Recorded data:

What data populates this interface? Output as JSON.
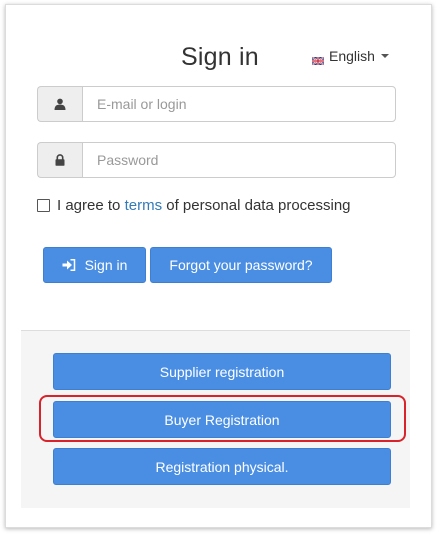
{
  "login": {
    "title": "Sign in",
    "language": {
      "selected": "English",
      "flag_icon": "uk-flag-icon"
    },
    "email": {
      "placeholder": "E-mail or login",
      "value": "",
      "icon": "user-icon"
    },
    "password": {
      "placeholder": "Password",
      "value": "",
      "icon": "lock-icon"
    },
    "agree": {
      "checked": false,
      "prefix": "I agree to",
      "link": "terms",
      "suffix": "of personal data processing"
    },
    "signin_label": "Sign in",
    "signin_icon": "sign-in-icon",
    "forgot_label": "Forgot your password?"
  },
  "registration": {
    "supplier_label": "Supplier registration",
    "buyer_label": "Buyer Registration",
    "physical_label": "Registration physical."
  },
  "colors": {
    "primary_button": "#4a8ee4",
    "link": "#337ab7",
    "highlight": "#d9222a",
    "panel_bg": "#f5f5f5"
  }
}
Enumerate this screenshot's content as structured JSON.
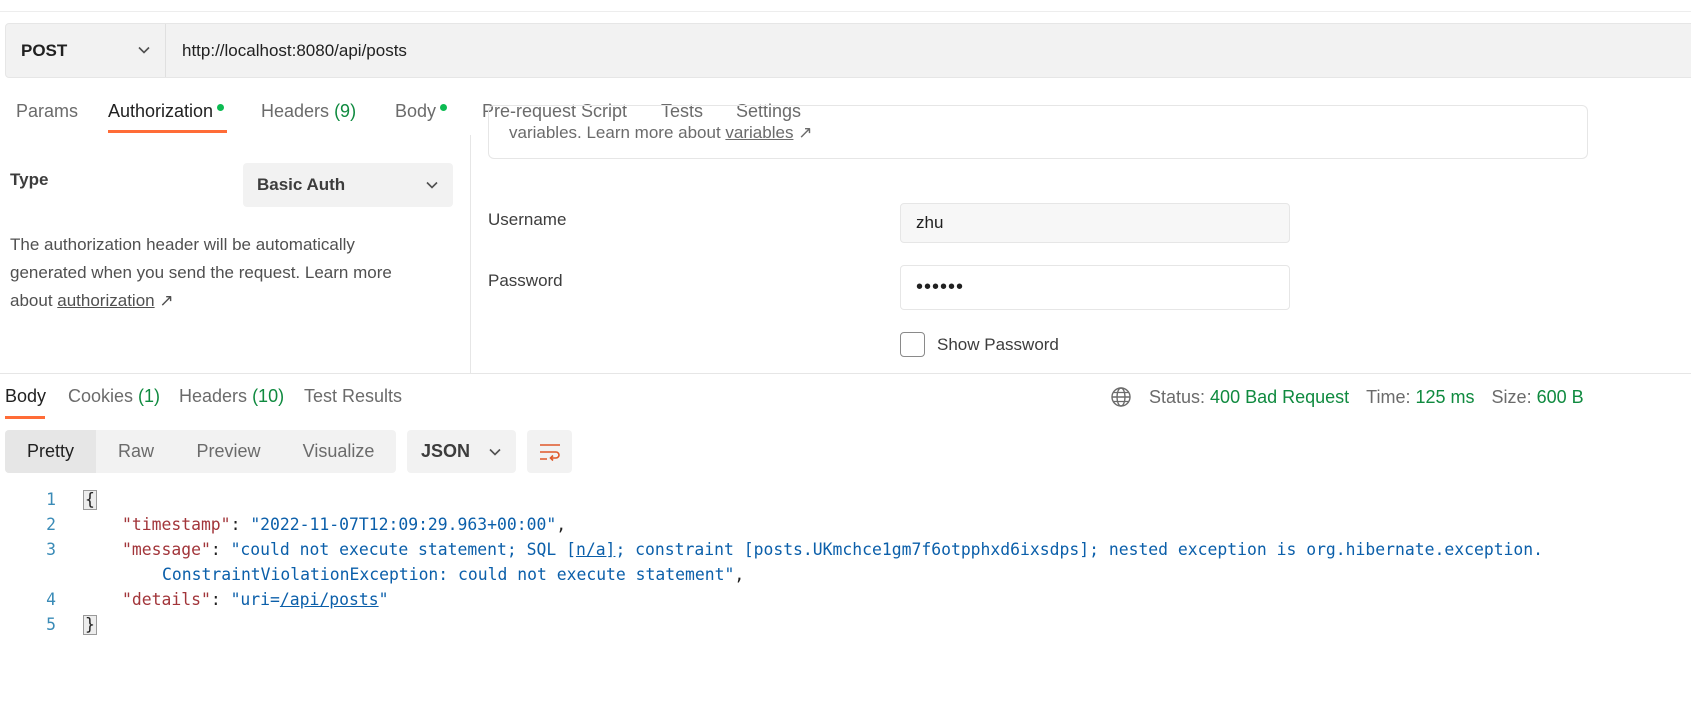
{
  "request": {
    "method": "POST",
    "url": "http://localhost:8080/api/posts"
  },
  "request_tabs": [
    {
      "label": "Params"
    },
    {
      "label": "Authorization",
      "dot": true,
      "active": true
    },
    {
      "label": "Headers",
      "count": "(9)"
    },
    {
      "label": "Body",
      "dot": true
    },
    {
      "label": "Pre-request Script"
    },
    {
      "label": "Tests"
    },
    {
      "label": "Settings"
    }
  ],
  "auth": {
    "type_label": "Type",
    "type_value": "Basic Auth",
    "description": "The authorization header will be automatically generated when you send the request. Learn more about ",
    "description_link": "authorization",
    "link_arrow": "↗",
    "info_prefix": "variables. Learn more about ",
    "info_link": "variables",
    "username_label": "Username",
    "username_value": "zhu",
    "password_label": "Password",
    "password_value": "••••••",
    "show_password_label": "Show Password"
  },
  "response_tabs": [
    {
      "label": "Body",
      "active": true
    },
    {
      "label": "Cookies",
      "count": "(1)"
    },
    {
      "label": "Headers",
      "count": "(10)"
    },
    {
      "label": "Test Results"
    }
  ],
  "response_status": {
    "status_label": "Status:",
    "status_value": "400 Bad Request",
    "time_label": "Time:",
    "time_value": "125 ms",
    "size_label": "Size:",
    "size_value": "600 B"
  },
  "view_modes": [
    "Pretty",
    "Raw",
    "Preview",
    "Visualize"
  ],
  "format": "JSON",
  "code": {
    "line_numbers": [
      "1",
      "2",
      "3",
      "",
      "4",
      "5"
    ],
    "open_brace": "{",
    "close_brace": "}",
    "timestamp_key": "\"timestamp\"",
    "timestamp_value": "\"2022-11-07T12:09:29.963+00:00\"",
    "message_key": "\"message\"",
    "message_value_1": "\"could not execute statement; SQL [",
    "message_value_link": "n/a]",
    "message_value_2": "; constraint [posts.UKmchce1gm7f6otpphxd6ixsdps]; nested exception is org.hibernate.exception.",
    "message_value_3": "ConstraintViolationException: could not execute statement\"",
    "details_key": "\"details\"",
    "details_value_prefix": "\"uri=",
    "details_value_link": "/api/posts",
    "details_value_suffix": "\""
  },
  "colors": {
    "accent": "#ff6c37",
    "success": "#0f8a3f",
    "dot": "#0cbb52",
    "json_key": "#a2353a",
    "json_string": "#0b5faa"
  }
}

- _PROBLEM_:
Reproduce the material above in full, exactly, with no images.

- _FINISHED ANSWER_:
What data populates this interface? Output as JSON.
{
  "login": {
    "title": "Sign in",
    "language": {
      "selected": "English",
      "flag_icon": "uk-flag-icon"
    },
    "email": {
      "placeholder": "E-mail or login",
      "value": "",
      "icon": "user-icon"
    },
    "password": {
      "placeholder": "Password",
      "value": "",
      "icon": "lock-icon"
    },
    "agree": {
      "checked": false,
      "prefix": "I agree to",
      "link": "terms",
      "suffix": "of personal data processing"
    },
    "signin_label": "Sign in",
    "signin_icon": "sign-in-icon",
    "forgot_label": "Forgot your password?"
  },
  "registration": {
    "supplier_label": "Supplier registration",
    "buyer_label": "Buyer Registration",
    "physical_label": "Registration physical."
  },
  "colors": {
    "primary_button": "#4a8ee4",
    "link": "#337ab7",
    "highlight": "#d9222a",
    "panel_bg": "#f5f5f5"
  }
}
Enumerate this screenshot's content as structured JSON.
{
  "request": {
    "method": "POST",
    "url": "http://localhost:8080/api/posts"
  },
  "request_tabs": [
    {
      "label": "Params"
    },
    {
      "label": "Authorization",
      "dot": true,
      "active": true
    },
    {
      "label": "Headers",
      "count": "(9)"
    },
    {
      "label": "Body",
      "dot": true
    },
    {
      "label": "Pre-request Script"
    },
    {
      "label": "Tests"
    },
    {
      "label": "Settings"
    }
  ],
  "auth": {
    "type_label": "Type",
    "type_value": "Basic Auth",
    "description": "The authorization header will be automatically generated when you send the request. Learn more about ",
    "description_link": "authorization",
    "link_arrow": "↗",
    "info_prefix": "variables. Learn more about ",
    "info_link": "variables",
    "username_label": "Username",
    "username_value": "zhu",
    "password_label": "Password",
    "password_value": "••••••",
    "show_password_label": "Show Password"
  },
  "response_tabs": [
    {
      "label": "Body",
      "active": true
    },
    {
      "label": "Cookies",
      "count": "(1)"
    },
    {
      "label": "Headers",
      "count": "(10)"
    },
    {
      "label": "Test Results"
    }
  ],
  "response_status": {
    "status_label": "Status:",
    "status_value": "400 Bad Request",
    "time_label": "Time:",
    "time_value": "125 ms",
    "size_label": "Size:",
    "size_value": "600 B"
  },
  "view_modes": [
    "Pretty",
    "Raw",
    "Preview",
    "Visualize"
  ],
  "format": "JSON",
  "code": {
    "line_numbers": [
      "1",
      "2",
      "3",
      "",
      "4",
      "5"
    ],
    "open_brace": "{",
    "close_brace": "}",
    "timestamp_key": "\"timestamp\"",
    "timestamp_value": "\"2022-11-07T12:09:29.963+00:00\"",
    "message_key": "\"message\"",
    "message_value_1": "\"could not execute statement; SQL [",
    "message_value_link": "n/a]",
    "message_value_2": "; constraint [posts.UKmchce1gm7f6otpphxd6ixsdps]; nested exception is org.hibernate.exception.",
    "message_value_3": "ConstraintViolationException: could not execute statement\"",
    "details_key": "\"details\"",
    "details_value_prefix": "\"uri=",
    "details_value_link": "/api/posts",
    "details_value_suffix": "\""
  },
  "colors": {
    "accent": "#ff6c37",
    "success": "#0f8a3f",
    "dot": "#0cbb52",
    "json_key": "#a2353a",
    "json_string": "#0b5faa"
  }
}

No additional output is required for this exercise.